§ **SHORT PROBLEM**
Select every line below containing the word "Copy".

Dataset items
[START]

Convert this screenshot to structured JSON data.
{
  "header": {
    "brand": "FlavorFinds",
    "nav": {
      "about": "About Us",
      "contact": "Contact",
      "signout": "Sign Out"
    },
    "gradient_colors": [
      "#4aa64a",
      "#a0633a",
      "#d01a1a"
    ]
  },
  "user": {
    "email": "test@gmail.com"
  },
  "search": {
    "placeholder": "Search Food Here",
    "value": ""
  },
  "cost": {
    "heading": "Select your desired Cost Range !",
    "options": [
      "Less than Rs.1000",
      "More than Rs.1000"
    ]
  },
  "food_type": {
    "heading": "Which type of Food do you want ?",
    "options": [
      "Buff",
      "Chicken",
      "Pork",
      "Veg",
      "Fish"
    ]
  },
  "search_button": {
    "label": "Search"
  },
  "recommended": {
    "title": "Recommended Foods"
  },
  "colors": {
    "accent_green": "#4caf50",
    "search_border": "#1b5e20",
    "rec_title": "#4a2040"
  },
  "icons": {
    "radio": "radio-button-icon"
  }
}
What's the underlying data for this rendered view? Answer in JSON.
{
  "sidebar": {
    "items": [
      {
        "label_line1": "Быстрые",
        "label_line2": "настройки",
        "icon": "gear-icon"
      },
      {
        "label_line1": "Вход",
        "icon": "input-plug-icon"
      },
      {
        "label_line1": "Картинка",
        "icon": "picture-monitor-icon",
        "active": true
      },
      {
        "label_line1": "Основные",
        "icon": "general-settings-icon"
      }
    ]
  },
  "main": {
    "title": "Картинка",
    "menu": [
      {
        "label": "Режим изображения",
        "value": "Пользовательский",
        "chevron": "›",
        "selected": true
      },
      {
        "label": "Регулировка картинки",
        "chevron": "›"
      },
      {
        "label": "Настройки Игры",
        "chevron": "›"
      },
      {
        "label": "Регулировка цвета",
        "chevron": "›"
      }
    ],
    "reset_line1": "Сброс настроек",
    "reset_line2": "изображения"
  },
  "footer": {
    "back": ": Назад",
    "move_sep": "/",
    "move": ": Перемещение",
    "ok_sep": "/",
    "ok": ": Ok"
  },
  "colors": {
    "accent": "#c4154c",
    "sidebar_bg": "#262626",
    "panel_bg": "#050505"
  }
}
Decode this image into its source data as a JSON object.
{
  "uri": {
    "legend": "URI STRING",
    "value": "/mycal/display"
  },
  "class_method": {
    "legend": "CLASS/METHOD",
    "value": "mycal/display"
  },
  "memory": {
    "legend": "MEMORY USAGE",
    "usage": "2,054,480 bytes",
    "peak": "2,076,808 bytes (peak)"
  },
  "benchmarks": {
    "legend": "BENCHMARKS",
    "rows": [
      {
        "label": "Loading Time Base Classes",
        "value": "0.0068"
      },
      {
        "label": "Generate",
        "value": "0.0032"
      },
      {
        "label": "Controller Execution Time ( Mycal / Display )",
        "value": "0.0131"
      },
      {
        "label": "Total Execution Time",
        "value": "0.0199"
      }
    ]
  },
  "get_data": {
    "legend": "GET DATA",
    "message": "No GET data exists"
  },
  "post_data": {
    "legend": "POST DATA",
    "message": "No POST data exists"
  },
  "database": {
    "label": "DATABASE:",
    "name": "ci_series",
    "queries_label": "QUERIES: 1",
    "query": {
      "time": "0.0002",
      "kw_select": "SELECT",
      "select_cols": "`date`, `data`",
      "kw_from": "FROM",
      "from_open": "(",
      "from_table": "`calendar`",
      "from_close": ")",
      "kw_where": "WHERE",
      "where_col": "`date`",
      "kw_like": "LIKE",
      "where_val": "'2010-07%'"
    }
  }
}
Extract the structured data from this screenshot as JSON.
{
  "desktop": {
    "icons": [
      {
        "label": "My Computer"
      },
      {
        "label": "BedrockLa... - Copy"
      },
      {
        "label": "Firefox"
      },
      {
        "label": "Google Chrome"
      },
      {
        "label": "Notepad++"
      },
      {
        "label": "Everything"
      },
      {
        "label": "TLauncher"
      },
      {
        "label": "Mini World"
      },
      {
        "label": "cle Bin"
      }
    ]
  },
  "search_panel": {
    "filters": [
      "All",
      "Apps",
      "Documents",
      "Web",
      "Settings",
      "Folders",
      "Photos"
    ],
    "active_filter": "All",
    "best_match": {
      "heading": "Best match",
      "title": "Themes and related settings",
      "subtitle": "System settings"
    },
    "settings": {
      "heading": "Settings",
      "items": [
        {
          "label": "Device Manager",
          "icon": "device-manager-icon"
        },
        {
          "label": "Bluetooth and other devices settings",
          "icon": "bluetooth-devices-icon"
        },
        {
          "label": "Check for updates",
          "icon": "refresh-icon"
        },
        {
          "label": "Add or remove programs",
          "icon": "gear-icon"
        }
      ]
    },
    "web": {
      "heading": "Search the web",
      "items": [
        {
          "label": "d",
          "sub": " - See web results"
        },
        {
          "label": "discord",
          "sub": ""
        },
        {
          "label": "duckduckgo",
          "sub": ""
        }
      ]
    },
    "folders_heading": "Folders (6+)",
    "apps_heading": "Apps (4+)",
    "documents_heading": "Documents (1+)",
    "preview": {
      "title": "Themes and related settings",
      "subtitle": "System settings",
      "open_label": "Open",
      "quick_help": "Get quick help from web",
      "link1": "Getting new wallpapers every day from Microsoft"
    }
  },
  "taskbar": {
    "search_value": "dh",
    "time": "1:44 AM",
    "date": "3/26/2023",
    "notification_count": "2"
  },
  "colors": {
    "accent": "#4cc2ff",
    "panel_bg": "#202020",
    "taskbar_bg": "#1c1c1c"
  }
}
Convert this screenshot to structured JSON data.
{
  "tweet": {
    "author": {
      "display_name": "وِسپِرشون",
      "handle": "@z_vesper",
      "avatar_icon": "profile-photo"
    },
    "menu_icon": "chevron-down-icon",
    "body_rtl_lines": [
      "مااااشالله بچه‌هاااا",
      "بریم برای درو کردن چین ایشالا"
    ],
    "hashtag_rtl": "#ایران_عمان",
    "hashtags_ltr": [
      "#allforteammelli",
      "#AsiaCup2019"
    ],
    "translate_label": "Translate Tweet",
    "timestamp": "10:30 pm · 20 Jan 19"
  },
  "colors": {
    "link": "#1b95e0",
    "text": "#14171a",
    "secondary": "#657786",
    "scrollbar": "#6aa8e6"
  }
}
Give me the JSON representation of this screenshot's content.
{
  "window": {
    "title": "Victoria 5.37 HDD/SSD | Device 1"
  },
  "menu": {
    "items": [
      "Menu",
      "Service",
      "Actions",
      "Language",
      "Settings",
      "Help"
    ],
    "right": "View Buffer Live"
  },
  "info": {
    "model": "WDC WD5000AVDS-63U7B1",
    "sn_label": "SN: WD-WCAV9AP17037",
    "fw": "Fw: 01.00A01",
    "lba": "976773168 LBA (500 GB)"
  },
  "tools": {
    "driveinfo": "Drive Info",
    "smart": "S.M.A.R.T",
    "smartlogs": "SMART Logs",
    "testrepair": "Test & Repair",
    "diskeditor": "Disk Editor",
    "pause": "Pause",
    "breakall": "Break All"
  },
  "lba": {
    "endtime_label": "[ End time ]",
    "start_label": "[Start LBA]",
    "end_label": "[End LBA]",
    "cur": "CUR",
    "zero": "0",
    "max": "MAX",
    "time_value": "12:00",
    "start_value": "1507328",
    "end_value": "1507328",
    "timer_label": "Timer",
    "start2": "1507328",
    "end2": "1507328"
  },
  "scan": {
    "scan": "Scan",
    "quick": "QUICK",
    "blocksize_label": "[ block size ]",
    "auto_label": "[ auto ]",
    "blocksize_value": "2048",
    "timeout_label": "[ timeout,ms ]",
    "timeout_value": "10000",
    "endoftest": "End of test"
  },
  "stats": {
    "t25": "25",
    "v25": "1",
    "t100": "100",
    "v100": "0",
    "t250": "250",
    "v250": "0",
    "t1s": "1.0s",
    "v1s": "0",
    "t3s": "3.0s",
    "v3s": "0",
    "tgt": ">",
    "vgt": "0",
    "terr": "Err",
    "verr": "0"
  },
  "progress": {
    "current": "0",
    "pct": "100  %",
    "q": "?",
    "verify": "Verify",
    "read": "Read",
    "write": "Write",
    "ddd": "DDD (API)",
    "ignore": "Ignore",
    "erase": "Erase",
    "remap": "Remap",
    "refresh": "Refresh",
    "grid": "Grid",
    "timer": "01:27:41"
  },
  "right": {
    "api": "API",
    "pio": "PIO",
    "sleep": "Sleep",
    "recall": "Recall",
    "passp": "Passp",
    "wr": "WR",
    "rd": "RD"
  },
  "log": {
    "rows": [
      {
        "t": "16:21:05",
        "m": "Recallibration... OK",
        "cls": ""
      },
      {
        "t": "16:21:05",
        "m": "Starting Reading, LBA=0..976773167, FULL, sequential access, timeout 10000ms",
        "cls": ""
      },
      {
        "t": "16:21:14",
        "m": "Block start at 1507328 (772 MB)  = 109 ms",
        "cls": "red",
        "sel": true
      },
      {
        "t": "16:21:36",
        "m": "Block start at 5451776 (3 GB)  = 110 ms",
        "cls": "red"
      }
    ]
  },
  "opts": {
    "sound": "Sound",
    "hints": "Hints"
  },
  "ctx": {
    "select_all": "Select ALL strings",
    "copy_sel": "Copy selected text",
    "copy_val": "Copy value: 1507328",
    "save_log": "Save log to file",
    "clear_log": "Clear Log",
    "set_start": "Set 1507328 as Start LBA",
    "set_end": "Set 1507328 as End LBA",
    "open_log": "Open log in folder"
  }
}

[END]

§ **RESULT BELOW**
        "label": "BedrockLa... - Copy"
    "copy_sel": "Copy selected text",
    "copy_val": "Copy value: 1507328",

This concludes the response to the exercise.